The Kria Robotics Kit does not provide developers with the ability to change the boot more to JTAG as such we need to use the script below and XSDB to download the FSBL, FPGA, PMU Firmware and Application software.

proc boot_jtag { } {
############################
# Switch to JTAG boot mode #
############################
targets -set -filter {name =~ "PSU"}
# update multiboot to ZERO
mwr 0xffca0010 0x0
# change boot mode to JTAG
mwr 0xff5e0200 0x0100
# reset
rst -system
}

connect
boot_jtag

after 2000
targets -set -filter {name =~ "PSU"}
fpga "C:/hdl_projects/avnet_robotics/wksp/design_1_wrapper/hw/design_1_wrapper.bit"
mwr 0xffca0038 0x1FF

# Download pmufw.elf
targets -set -filter {name =~ "MicroBlaze PMU"}
after 500
dow C:/hdl_projects/avnet_robotics/wksp/design_1_wrapper/zynqmp_pmufw/pmufw.elf
con
after 500

# Select A53 Core 0
targets -set -filter {name =~ "Cortex-A53 #0"}
rst -processor -clear-registers
dow C:/hdl_projects/avnet_robotics/wksp/design_1_wrapper/zynqmp_fsbl/fsbl_a53.elf
con
after 10000

dow C:/hdl_projects/avnet_robotics/wksp/Avnet_robotics/Debug/Avnet_robotics.elf
after 500
con

Testing the robot over the serial link shows we have full range of control using a serial port

Conclusion

The Kria Robotic Start kit provides a great way to start developing robotic applications. This project while pretty straight forward shows how easily we can get started integrating the hardware project and working with the Robot hardware.

■ SET PROBLEM 1: In the Kria Robotics Kit passage, which tool is used with the script to download the FSBL, FPGA, PMU firmware and application software?

■ DATASET RECORDS:
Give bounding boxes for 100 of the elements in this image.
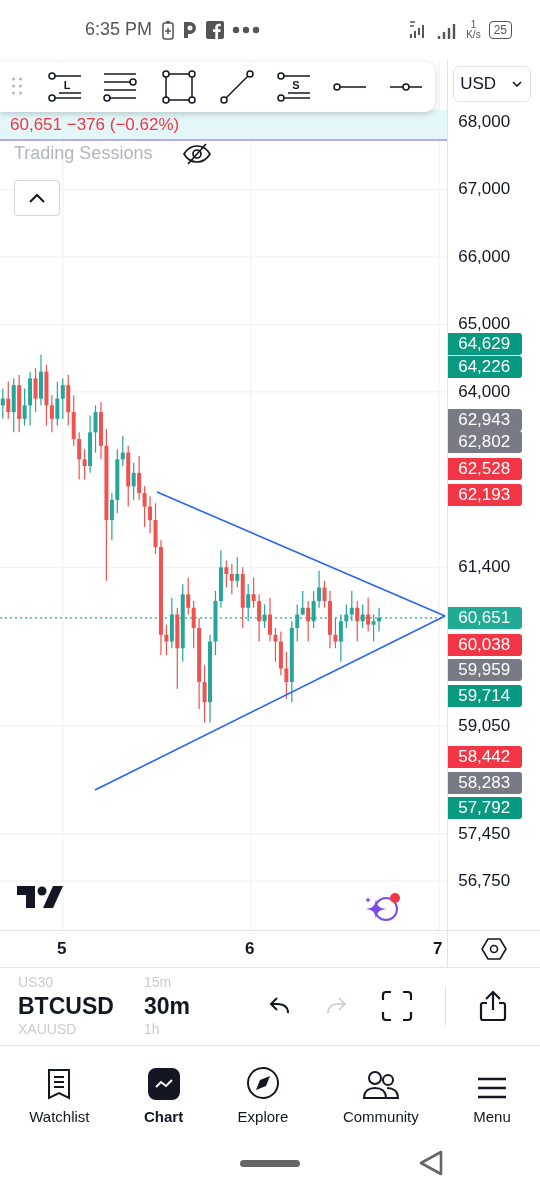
candlestick	[55, 380, 60, 427]
price-tag: 59,959	[448, 658, 523, 681]
candlestick	[142, 485, 147, 528]
candlestick	[148, 495, 153, 534]
nav-tab[interactable]: Explore	[237, 1060, 289, 1125]
people-icon	[362, 1069, 399, 1100]
drag-handle-icon[interactable]	[12, 77, 22, 97]
candlestick	[60, 377, 65, 420]
candlestick	[82, 448, 87, 480]
price-label: 56,750	[458, 872, 511, 889]
candlestick	[186, 576, 191, 615]
nav-tab[interactable]: Chart	[143, 1060, 184, 1125]
candlestick	[164, 623, 169, 656]
symbol-option[interactable]: BTCUSD	[18, 991, 144, 1022]
battery-indicator: 25	[488, 20, 512, 39]
collapse-button[interactable]	[14, 179, 60, 216]
more-icon	[232, 25, 261, 34]
candlestick	[300, 590, 305, 615]
candlestick	[77, 431, 82, 480]
currency-dropdown[interactable]: USD	[453, 65, 532, 102]
candlestick	[22, 387, 27, 427]
candlestick	[109, 492, 114, 541]
candlestick	[355, 600, 360, 642]
price-label: 59,050	[458, 717, 511, 734]
speed-unit: K/s	[466, 29, 481, 40]
eye-slash-icon[interactable]	[182, 141, 213, 166]
price-tag: 62,528	[448, 457, 523, 480]
settings-icon[interactable]	[481, 936, 508, 961]
facebook-icon	[206, 20, 225, 39]
candlestick	[251, 576, 256, 609]
trend-line-icon[interactable]	[219, 69, 255, 105]
compass-icon	[246, 1065, 280, 1100]
price-tag: 64,629	[448, 332, 523, 355]
interval-option[interactable]: 30m	[144, 991, 191, 1022]
price-tag: 60,651	[448, 606, 523, 629]
price-label: 66,000	[458, 248, 511, 265]
price-change: 60,651 −376 (−0.62%)	[10, 114, 180, 135]
candlestick	[349, 590, 354, 622]
price-tag: 64,226	[448, 355, 523, 378]
chevron-down-icon	[512, 80, 523, 87]
trend-line[interactable]	[156, 491, 446, 617]
home-bar[interactable]	[240, 1160, 300, 1168]
candlestick	[317, 569, 322, 609]
candlestick	[224, 559, 229, 588]
candlestick	[268, 596, 272, 642]
price-tag: 62,193	[448, 483, 523, 506]
price-label: 64,000	[458, 383, 511, 400]
back-icon[interactable]	[418, 1149, 444, 1178]
nav-tab[interactable]: Menu	[473, 1060, 511, 1125]
candlestick	[311, 590, 316, 629]
app-icon	[182, 20, 199, 39]
status-time: 6:35 PM	[85, 19, 153, 41]
price-label: 68,000	[458, 113, 511, 130]
candlestick	[131, 461, 136, 501]
candlestick	[202, 664, 207, 723]
price-tag: 60,038	[448, 633, 523, 656]
candlestick	[284, 650, 289, 700]
nav-tab[interactable]: Community	[342, 1060, 419, 1125]
price-tag: 57,792	[448, 796, 523, 819]
candlestick	[6, 380, 11, 420]
menu-icon	[477, 1075, 507, 1100]
price-label: 61,400	[458, 559, 511, 576]
candlestick	[246, 583, 251, 622]
price-tag: 62,943	[448, 408, 523, 431]
time-label: 7	[433, 938, 443, 959]
price-tag: 58,442	[448, 745, 523, 768]
price-tag: 62,802	[448, 430, 523, 453]
candlestick	[191, 600, 196, 649]
price-tag: 58,283	[448, 771, 523, 794]
trend-line[interactable]	[94, 615, 446, 791]
fullscreen-icon[interactable]	[380, 990, 413, 1023]
price-label: 57,450	[458, 825, 511, 842]
candlestick	[333, 617, 338, 649]
candlestick	[295, 603, 300, 642]
battery-charging-icon	[162, 19, 175, 40]
indicator-name: Trading Sessions	[14, 143, 153, 165]
candlestick	[235, 556, 240, 588]
share-icon[interactable]	[478, 990, 508, 1023]
candlestick	[137, 455, 142, 501]
time-label: 6	[245, 938, 255, 959]
nav-tab[interactable]: Watchlist	[29, 1060, 90, 1125]
candlestick	[229, 563, 234, 595]
price-label: 65,000	[458, 316, 511, 333]
candlestick	[93, 404, 98, 453]
rectangle-icon[interactable]	[161, 69, 197, 105]
watchlist-icon	[46, 1067, 73, 1100]
candlestick	[49, 394, 54, 433]
speed-value: 1	[470, 19, 477, 30]
chart-icon	[147, 1067, 180, 1100]
price-label: 67,000	[458, 181, 511, 198]
time-label: 5	[57, 938, 67, 959]
candlestick	[273, 627, 278, 663]
candlestick	[366, 596, 371, 632]
candlestick	[371, 613, 376, 642]
candlestick	[338, 613, 343, 663]
price-tag: 59,714	[448, 684, 523, 707]
candlestick	[322, 579, 327, 609]
candlestick	[257, 593, 262, 642]
caret-up-icon	[28, 191, 46, 204]
candlestick	[33, 367, 38, 413]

■ SET PROBLEM 2: Please rewrite the lines of the records from the one containing "380, 60, 427]" through the one containing "1149, 444, 1178]", inclusive, as a JSON list of strings with one string per line, leaving out blank lines.

■ EXERCISE OUTPUT 1: XSDB

■ EXERCISE OUTPUT 2:
[
  "candlestick\t[55, 380, 60, 427]",
  "price-tag: 59,959\t[448, 658, 523, 681]",
  "candlestick\t[142, 485, 147, 528]",
  "candlestick\t[148, 495, 153, 534]",
  "nav-tab[interactable]: Explore\t[237, 1060, 289, 1125]",
  "people-icon\t[362, 1069, 399, 1100]",
  "drag-handle-icon[interactable]\t[12, 77, 22, 97]",
  "candlestick\t[60, 377, 65, 420]",
  "candlestick\t[82, 448, 87, 480]",
  "price-label: 56,750\t[458, 872, 511, 889]",
  "candlestick\t[186, 576, 191, 615]",
  "nav-tab[interactable]: Chart\t[143, 1060, 184, 1125]",
  "candlestick\t[164, 623, 169, 656]",
  "symbol-option[interactable]: BTCUSD\t[18, 991, 144, 1022]",
  "battery-indicator: 25\t[488, 20, 512, 39]",
  "collapse-button[interactable]\t[14, 179, 60, 216]",
  "more-icon\t[232, 25, 261, 34]",
  "candlestick\t[300, 590, 305, 615]",
  "candlestick\t[77, 431, 82, 480]",
  "currency-dropdown[interactable]: USD\t[453, 65, 532, 102]",
  "candlestick\t[22, 387, 27, 427]",
  "candlestick\t[109, 492, 114, 541]",
  "candlestick\t[355, 600, 360, 642]",
  "price-label: 59,050\t[458, 717, 511, 734]",
  "speed-unit: K/s\t[466, 29, 481, 40]",
  "eye-slash-icon[interactable]\t[182, 141, 213, 166]",
  "price-tag: 62,528\t[448, 457, 523, 480]",
  "settings-icon[interactable]\t[481, 936, 508, 961]",
  "facebook-icon\t[206, 20, 225, 39]",
  "candlestick\t[251, 576, 256, 609]",
  "trend-line-icon[interactable]\t[219, 69, 255, 105]",
  "compass-icon\t[246, 1065, 280, 1100]",
  "price-tag: 64,629\t[448, 332, 523, 355]",
  "interval-option[interactable]: 30m\t[144, 991, 191, 1022]",
  "price-tag: 60,651\t[448, 606, 523, 629]",
  "price-label: 66,000\t[458, 248, 511, 265]",
  "price-change: 60,651 −376 (−0.62%)\t[10, 114, 180, 135]",
  "candlestick\t[349, 590, 354, 622]",
  "price-tag: 64,226\t[448, 355, 523, 378]",
  "chevron-down-icon\t[512, 80, 523, 87]",
  "trend-line[interactable]\t[156, 491, 446, 617]",
  "home-bar[interactable]\t[240, 1160, 300, 1168]",
  "candlestick\t[317, 569, 322, 609]",
  "candlestick\t[224, 559, 229, 588]",
  "candlestick\t[268, 596, 272, 642]",
  "price-tag: 62,193\t[448, 483, 523, 506]",
  "price-label: 64,000\t[458, 383, 511, 400]",
  "back-icon[interactable]\t[418, 1149, 444, 1178]"
]